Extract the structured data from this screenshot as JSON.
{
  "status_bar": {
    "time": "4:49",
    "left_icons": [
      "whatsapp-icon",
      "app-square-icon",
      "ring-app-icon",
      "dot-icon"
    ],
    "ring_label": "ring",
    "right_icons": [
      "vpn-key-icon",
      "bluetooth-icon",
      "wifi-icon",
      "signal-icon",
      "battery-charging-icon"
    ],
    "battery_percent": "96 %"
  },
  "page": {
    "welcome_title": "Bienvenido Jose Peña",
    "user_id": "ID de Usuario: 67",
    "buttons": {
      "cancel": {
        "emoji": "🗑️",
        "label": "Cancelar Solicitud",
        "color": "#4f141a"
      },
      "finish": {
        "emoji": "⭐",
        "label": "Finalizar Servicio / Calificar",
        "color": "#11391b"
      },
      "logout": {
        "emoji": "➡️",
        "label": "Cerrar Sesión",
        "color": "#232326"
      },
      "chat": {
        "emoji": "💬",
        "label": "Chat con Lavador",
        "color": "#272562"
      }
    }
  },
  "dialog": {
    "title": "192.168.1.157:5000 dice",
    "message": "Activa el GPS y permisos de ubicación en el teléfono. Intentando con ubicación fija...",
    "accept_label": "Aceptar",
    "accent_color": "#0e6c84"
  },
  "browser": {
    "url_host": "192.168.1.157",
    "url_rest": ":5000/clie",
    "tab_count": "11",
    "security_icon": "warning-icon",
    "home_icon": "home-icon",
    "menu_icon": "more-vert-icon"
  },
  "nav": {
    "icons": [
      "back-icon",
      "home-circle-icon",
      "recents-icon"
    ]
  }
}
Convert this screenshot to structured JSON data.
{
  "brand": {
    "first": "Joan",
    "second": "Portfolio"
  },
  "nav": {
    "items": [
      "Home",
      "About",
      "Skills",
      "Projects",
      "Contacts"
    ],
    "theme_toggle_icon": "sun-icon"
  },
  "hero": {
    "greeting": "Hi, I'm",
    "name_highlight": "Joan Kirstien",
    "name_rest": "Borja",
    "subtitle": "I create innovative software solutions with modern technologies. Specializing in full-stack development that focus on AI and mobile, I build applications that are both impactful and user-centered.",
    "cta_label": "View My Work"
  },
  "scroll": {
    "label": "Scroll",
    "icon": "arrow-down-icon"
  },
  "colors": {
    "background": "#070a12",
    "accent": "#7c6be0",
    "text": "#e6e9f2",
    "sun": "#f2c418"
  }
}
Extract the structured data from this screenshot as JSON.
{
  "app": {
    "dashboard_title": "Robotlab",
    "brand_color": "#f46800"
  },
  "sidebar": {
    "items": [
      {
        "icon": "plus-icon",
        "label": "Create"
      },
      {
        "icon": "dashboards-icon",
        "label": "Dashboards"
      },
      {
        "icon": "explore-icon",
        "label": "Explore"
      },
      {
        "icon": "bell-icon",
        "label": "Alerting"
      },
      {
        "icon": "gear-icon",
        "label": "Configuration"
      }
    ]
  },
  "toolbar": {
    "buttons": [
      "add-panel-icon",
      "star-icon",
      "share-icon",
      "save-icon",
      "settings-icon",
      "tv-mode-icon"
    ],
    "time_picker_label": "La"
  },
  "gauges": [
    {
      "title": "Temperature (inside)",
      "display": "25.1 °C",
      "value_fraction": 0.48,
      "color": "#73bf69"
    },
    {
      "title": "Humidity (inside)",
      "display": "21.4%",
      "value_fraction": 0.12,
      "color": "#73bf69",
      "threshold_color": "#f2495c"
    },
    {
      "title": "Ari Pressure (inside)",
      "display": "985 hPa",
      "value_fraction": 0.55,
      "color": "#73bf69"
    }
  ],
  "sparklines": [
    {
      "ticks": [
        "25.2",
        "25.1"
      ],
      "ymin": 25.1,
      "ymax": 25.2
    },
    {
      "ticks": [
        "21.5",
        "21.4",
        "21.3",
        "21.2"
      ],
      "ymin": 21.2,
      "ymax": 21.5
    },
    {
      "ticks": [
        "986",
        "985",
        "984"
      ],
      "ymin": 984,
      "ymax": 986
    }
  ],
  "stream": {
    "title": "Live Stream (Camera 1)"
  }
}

TASK TO CARRY OUT
Copy the data above in full, character for character.

REPLY TO THE TASK
Extract the structured data from this screenshot as JSON.
{
  "status_bar": {
    "time": "4:49",
    "left_icons": [
      "whatsapp-icon",
      "app-square-icon",
      "ring-app-icon",
      "dot-icon"
    ],
    "ring_label": "ring",
    "right_icons": [
      "vpn-key-icon",
      "bluetooth-icon",
      "wifi-icon",
      "signal-icon",
      "battery-charging-icon"
    ],
    "battery_percent": "96 %"
  },
  "page": {
    "welcome_title": "Bienvenido Jose Peña",
    "user_id": "ID de Usuario: 67",
    "buttons": {
      "cancel": {
        "emoji": "🗑️",
        "label": "Cancelar Solicitud",
        "color": "#4f141a"
      },
      "finish": {
        "emoji": "⭐",
        "label": "Finalizar Servicio / Calificar",
        "color": "#11391b"
      },
      "logout": {
        "emoji": "➡️",
        "label": "Cerrar Sesión",
        "color": "#232326"
      },
      "chat": {
        "emoji": "💬",
        "label": "Chat con Lavador",
        "color": "#272562"
      }
    }
  },
  "dialog": {
    "title": "192.168.1.157:5000 dice",
    "message": "Activa el GPS y permisos de ubicación en el teléfono. Intentando con ubicación fija...",
    "accept_label": "Aceptar",
    "accent_color": "#0e6c84"
  },
  "browser": {
    "url_host": "192.168.1.157",
    "url_rest": ":5000/clie",
    "tab_count": "11",
    "security_icon": "warning-icon",
    "home_icon": "home-icon",
    "menu_icon": "more-vert-icon"
  },
  "nav": {
    "icons": [
      "back-icon",
      "home-circle-icon",
      "recents-icon"
    ]
  }
}
Convert this screenshot to structured JSON data.
{
  "brand": {
    "first": "Joan",
    "second": "Portfolio"
  },
  "nav": {
    "items": [
      "Home",
      "About",
      "Skills",
      "Projects",
      "Contacts"
    ],
    "theme_toggle_icon": "sun-icon"
  },
  "hero": {
    "greeting": "Hi, I'm",
    "name_highlight": "Joan Kirstien",
    "name_rest": "Borja",
    "subtitle": "I create innovative software solutions with modern technologies. Specializing in full-stack development that focus on AI and mobile, I build applications that are both impactful and user-centered.",
    "cta_label": "View My Work"
  },
  "scroll": {
    "label": "Scroll",
    "icon": "arrow-down-icon"
  },
  "colors": {
    "background": "#070a12",
    "accent": "#7c6be0",
    "text": "#e6e9f2",
    "sun": "#f2c418"
  }
}
Extract the structured data from this screenshot as JSON.
{
  "app": {
    "dashboard_title": "Robotlab",
    "brand_color": "#f46800"
  },
  "sidebar": {
    "items": [
      {
        "icon": "plus-icon",
        "label": "Create"
      },
      {
        "icon": "dashboards-icon",
        "label": "Dashboards"
      },
      {
        "icon": "explore-icon",
        "label": "Explore"
      },
      {
        "icon": "bell-icon",
        "label": "Alerting"
      },
      {
        "icon": "gear-icon",
        "label": "Configuration"
      }
    ]
  },
  "toolbar": {
    "buttons": [
      "add-panel-icon",
      "star-icon",
      "share-icon",
      "save-icon",
      "settings-icon",
      "tv-mode-icon"
    ],
    "time_picker_label": "La"
  },
  "gauges": [
    {
      "title": "Temperature (inside)",
      "display": "25.1 °C",
      "value_fraction": 0.48,
      "color": "#73bf69"
    },
    {
      "title": "Humidity (inside)",
      "display": "21.4%",
      "value_fraction": 0.12,
      "color": "#73bf69",
      "threshold_color": "#f2495c"
    },
    {
      "title": "Ari Pressure (inside)",
      "display": "985 hPa",
      "value_fraction": 0.55,
      "color": "#73bf69"
    }
  ],
  "sparklines": [
    {
      "ticks": [
        "25.2",
        "25.1"
      ],
      "ymin": 25.1,
      "ymax": 25.2
    },
    {
      "ticks": [
        "21.5",
        "21.4",
        "21.3",
        "21.2"
      ],
      "ymin": 21.2,
      "ymax": 21.5
    },
    {
      "ticks": [
        "986",
        "985",
        "984"
      ],
      "ymin": 984,
      "ymax": 986
    }
  ],
  "stream": {
    "title": "Live Stream (Camera 1)"
  }
}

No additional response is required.